- Work to complete: Make an exact copy of all the material below, apart from the pictures.

- Given data:
++++

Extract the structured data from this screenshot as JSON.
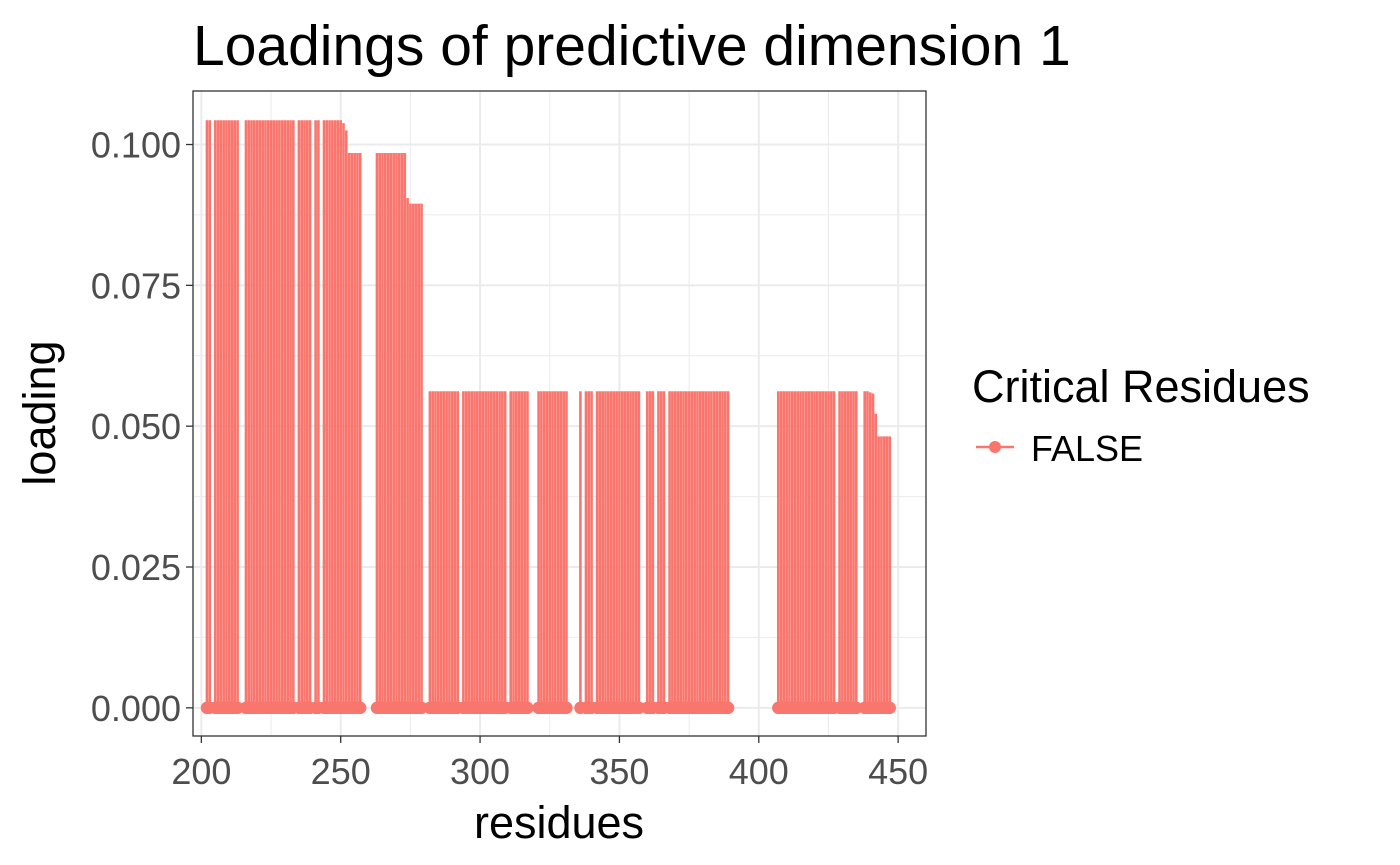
{
  "chart_data": {
    "type": "bar",
    "title": "Loadings of predictive dimension 1",
    "xlabel": "residues",
    "ylabel": "loading",
    "xlim": [
      197,
      460
    ],
    "ylim": [
      -0.005,
      0.1095
    ],
    "x_ticks": [
      200,
      250,
      300,
      350,
      400,
      450
    ],
    "y_ticks": [
      0.0,
      0.025,
      0.05,
      0.075,
      0.1
    ],
    "x_tick_labels": [
      "200",
      "250",
      "300",
      "350",
      "400",
      "450"
    ],
    "y_tick_labels": [
      "0.000",
      "0.025",
      "0.050",
      "0.075",
      "0.100"
    ],
    "grid": true,
    "legend": {
      "title": "Critical Residues",
      "position": "right",
      "entries": [
        {
          "label": "FALSE",
          "color": "#F8766D"
        }
      ]
    },
    "series": [
      {
        "name": "FALSE",
        "color": "#F8766D",
        "x": [
          202,
          203,
          205,
          206,
          207,
          208,
          209,
          210,
          211,
          212,
          213,
          216,
          217,
          218,
          219,
          220,
          221,
          222,
          223,
          224,
          225,
          226,
          227,
          228,
          229,
          230,
          231,
          232,
          233,
          235,
          236,
          237,
          238,
          239,
          241,
          242,
          244,
          245,
          246,
          247,
          248,
          249,
          250,
          251,
          252,
          253,
          254,
          255,
          256,
          257,
          263,
          264,
          265,
          266,
          267,
          268,
          269,
          270,
          271,
          272,
          273,
          274,
          275,
          276,
          277,
          278,
          279,
          282,
          283,
          284,
          285,
          286,
          287,
          288,
          289,
          290,
          291,
          292,
          294,
          295,
          296,
          297,
          298,
          299,
          300,
          301,
          302,
          303,
          304,
          305,
          306,
          307,
          308,
          309,
          311,
          312,
          313,
          314,
          315,
          316,
          317,
          321,
          322,
          323,
          324,
          325,
          326,
          327,
          328,
          329,
          330,
          331,
          336,
          338,
          339,
          340,
          342,
          343,
          344,
          345,
          346,
          347,
          348,
          349,
          350,
          351,
          352,
          353,
          354,
          355,
          356,
          357,
          360,
          361,
          362,
          364,
          365,
          366,
          368,
          369,
          370,
          371,
          372,
          373,
          374,
          375,
          376,
          377,
          378,
          379,
          380,
          381,
          382,
          383,
          384,
          385,
          386,
          387,
          388,
          389,
          407,
          408,
          409,
          410,
          411,
          412,
          413,
          414,
          415,
          416,
          417,
          418,
          419,
          420,
          421,
          422,
          423,
          424,
          425,
          426,
          427,
          429,
          430,
          431,
          432,
          433,
          434,
          435,
          438,
          439,
          440,
          441,
          442,
          443,
          444,
          445,
          446,
          447
        ],
        "y": [
          0.1043,
          0.1043,
          0.1043,
          0.1043,
          0.1043,
          0.1043,
          0.1043,
          0.1043,
          0.1043,
          0.1043,
          0.1043,
          0.1043,
          0.1043,
          0.1043,
          0.1043,
          0.1043,
          0.1043,
          0.1043,
          0.1043,
          0.1043,
          0.1043,
          0.1043,
          0.1043,
          0.1043,
          0.1043,
          0.1043,
          0.1043,
          0.1043,
          0.1043,
          0.1043,
          0.1043,
          0.1043,
          0.1043,
          0.1043,
          0.1043,
          0.1043,
          0.1043,
          0.1043,
          0.1043,
          0.1043,
          0.1043,
          0.1043,
          0.1043,
          0.1038,
          0.1025,
          0.0985,
          0.0985,
          0.0985,
          0.0985,
          0.0985,
          0.0985,
          0.0985,
          0.0985,
          0.0985,
          0.0985,
          0.0985,
          0.0985,
          0.0985,
          0.0985,
          0.0985,
          0.0985,
          0.0905,
          0.0895,
          0.0895,
          0.0895,
          0.0895,
          0.0895,
          0.0562,
          0.0562,
          0.0562,
          0.0562,
          0.0562,
          0.0562,
          0.0562,
          0.0562,
          0.0562,
          0.0562,
          0.0562,
          0.0562,
          0.0562,
          0.0562,
          0.0562,
          0.0562,
          0.0562,
          0.0562,
          0.0562,
          0.0562,
          0.0562,
          0.0562,
          0.0562,
          0.0562,
          0.0562,
          0.0562,
          0.0562,
          0.0562,
          0.0562,
          0.0562,
          0.0562,
          0.0562,
          0.0562,
          0.0562,
          0.0562,
          0.0562,
          0.0562,
          0.0562,
          0.0562,
          0.0562,
          0.0562,
          0.0562,
          0.0562,
          0.0562,
          0.0562,
          0.0562,
          0.0562,
          0.0562,
          0.0562,
          0.0562,
          0.0562,
          0.0562,
          0.0562,
          0.0562,
          0.0562,
          0.0562,
          0.0562,
          0.0562,
          0.0562,
          0.0562,
          0.0562,
          0.0562,
          0.0562,
          0.0562,
          0.0562,
          0.0562,
          0.0562,
          0.0562,
          0.0562,
          0.0562,
          0.0562,
          0.0562,
          0.0562,
          0.0562,
          0.0562,
          0.0562,
          0.0562,
          0.0562,
          0.0562,
          0.0562,
          0.0562,
          0.0562,
          0.0562,
          0.0562,
          0.0562,
          0.0562,
          0.0562,
          0.0562,
          0.0562,
          0.0562,
          0.0562,
          0.0562,
          0.0562,
          0.0562,
          0.0562,
          0.0562,
          0.0562,
          0.0562,
          0.0562,
          0.0562,
          0.0562,
          0.0562,
          0.0562,
          0.0562,
          0.0562,
          0.0562,
          0.0562,
          0.0562,
          0.0562,
          0.0562,
          0.0562,
          0.0562,
          0.0562,
          0.0562,
          0.0562,
          0.0562,
          0.0562,
          0.0562,
          0.0562,
          0.0562,
          0.0562,
          0.0562,
          0.0562,
          0.056,
          0.0558,
          0.0522,
          0.0482,
          0.0482,
          0.0482,
          0.0482,
          0.0482
        ]
      }
    ]
  }
}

++++

- Output:
Extract the structured data from this screenshot as JSON.
{
  "chart_data": {
    "type": "bar",
    "title": "Loadings of predictive dimension 1",
    "xlabel": "residues",
    "ylabel": "loading",
    "xlim": [
      197,
      460
    ],
    "ylim": [
      -0.005,
      0.1095
    ],
    "x_ticks": [
      200,
      250,
      300,
      350,
      400,
      450
    ],
    "y_ticks": [
      0.0,
      0.025,
      0.05,
      0.075,
      0.1
    ],
    "x_tick_labels": [
      "200",
      "250",
      "300",
      "350",
      "400",
      "450"
    ],
    "y_tick_labels": [
      "0.000",
      "0.025",
      "0.050",
      "0.075",
      "0.100"
    ],
    "grid": true,
    "legend": {
      "title": "Critical Residues",
      "position": "right",
      "entries": [
        {
          "label": "FALSE",
          "color": "#F8766D"
        }
      ]
    },
    "series": [
      {
        "name": "FALSE",
        "color": "#F8766D",
        "x": [
          202,
          203,
          205,
          206,
          207,
          208,
          209,
          210,
          211,
          212,
          213,
          216,
          217,
          218,
          219,
          220,
          221,
          222,
          223,
          224,
          225,
          226,
          227,
          228,
          229,
          230,
          231,
          232,
          233,
          235,
          236,
          237,
          238,
          239,
          241,
          242,
          244,
          245,
          246,
          247,
          248,
          249,
          250,
          251,
          252,
          253,
          254,
          255,
          256,
          257,
          263,
          264,
          265,
          266,
          267,
          268,
          269,
          270,
          271,
          272,
          273,
          274,
          275,
          276,
          277,
          278,
          279,
          282,
          283,
          284,
          285,
          286,
          287,
          288,
          289,
          290,
          291,
          292,
          294,
          295,
          296,
          297,
          298,
          299,
          300,
          301,
          302,
          303,
          304,
          305,
          306,
          307,
          308,
          309,
          311,
          312,
          313,
          314,
          315,
          316,
          317,
          321,
          322,
          323,
          324,
          325,
          326,
          327,
          328,
          329,
          330,
          331,
          336,
          338,
          339,
          340,
          342,
          343,
          344,
          345,
          346,
          347,
          348,
          349,
          350,
          351,
          352,
          353,
          354,
          355,
          356,
          357,
          360,
          361,
          362,
          364,
          365,
          366,
          368,
          369,
          370,
          371,
          372,
          373,
          374,
          375,
          376,
          377,
          378,
          379,
          380,
          381,
          382,
          383,
          384,
          385,
          386,
          387,
          388,
          389,
          407,
          408,
          409,
          410,
          411,
          412,
          413,
          414,
          415,
          416,
          417,
          418,
          419,
          420,
          421,
          422,
          423,
          424,
          425,
          426,
          427,
          429,
          430,
          431,
          432,
          433,
          434,
          435,
          438,
          439,
          440,
          441,
          442,
          443,
          444,
          445,
          446,
          447
        ],
        "y": [
          0.1043,
          0.1043,
          0.1043,
          0.1043,
          0.1043,
          0.1043,
          0.1043,
          0.1043,
          0.1043,
          0.1043,
          0.1043,
          0.1043,
          0.1043,
          0.1043,
          0.1043,
          0.1043,
          0.1043,
          0.1043,
          0.1043,
          0.1043,
          0.1043,
          0.1043,
          0.1043,
          0.1043,
          0.1043,
          0.1043,
          0.1043,
          0.1043,
          0.1043,
          0.1043,
          0.1043,
          0.1043,
          0.1043,
          0.1043,
          0.1043,
          0.1043,
          0.1043,
          0.1043,
          0.1043,
          0.1043,
          0.1043,
          0.1043,
          0.1043,
          0.1038,
          0.1025,
          0.0985,
          0.0985,
          0.0985,
          0.0985,
          0.0985,
          0.0985,
          0.0985,
          0.0985,
          0.0985,
          0.0985,
          0.0985,
          0.0985,
          0.0985,
          0.0985,
          0.0985,
          0.0985,
          0.0905,
          0.0895,
          0.0895,
          0.0895,
          0.0895,
          0.0895,
          0.0562,
          0.0562,
          0.0562,
          0.0562,
          0.0562,
          0.0562,
          0.0562,
          0.0562,
          0.0562,
          0.0562,
          0.0562,
          0.0562,
          0.0562,
          0.0562,
          0.0562,
          0.0562,
          0.0562,
          0.0562,
          0.0562,
          0.0562,
          0.0562,
          0.0562,
          0.0562,
          0.0562,
          0.0562,
          0.0562,
          0.0562,
          0.0562,
          0.0562,
          0.0562,
          0.0562,
          0.0562,
          0.0562,
          0.0562,
          0.0562,
          0.0562,
          0.0562,
          0.0562,
          0.0562,
          0.0562,
          0.0562,
          0.0562,
          0.0562,
          0.0562,
          0.0562,
          0.0562,
          0.0562,
          0.0562,
          0.0562,
          0.0562,
          0.0562,
          0.0562,
          0.0562,
          0.0562,
          0.0562,
          0.0562,
          0.0562,
          0.0562,
          0.0562,
          0.0562,
          0.0562,
          0.0562,
          0.0562,
          0.0562,
          0.0562,
          0.0562,
          0.0562,
          0.0562,
          0.0562,
          0.0562,
          0.0562,
          0.0562,
          0.0562,
          0.0562,
          0.0562,
          0.0562,
          0.0562,
          0.0562,
          0.0562,
          0.0562,
          0.0562,
          0.0562,
          0.0562,
          0.0562,
          0.0562,
          0.0562,
          0.0562,
          0.0562,
          0.0562,
          0.0562,
          0.0562,
          0.0562,
          0.0562,
          0.0562,
          0.0562,
          0.0562,
          0.0562,
          0.0562,
          0.0562,
          0.0562,
          0.0562,
          0.0562,
          0.0562,
          0.0562,
          0.0562,
          0.0562,
          0.0562,
          0.0562,
          0.0562,
          0.0562,
          0.0562,
          0.0562,
          0.0562,
          0.0562,
          0.0562,
          0.0562,
          0.0562,
          0.0562,
          0.0562,
          0.0562,
          0.0562,
          0.0562,
          0.0562,
          0.056,
          0.0558,
          0.0522,
          0.0482,
          0.0482,
          0.0482,
          0.0482,
          0.0482
        ]
      }
    ]
  }
}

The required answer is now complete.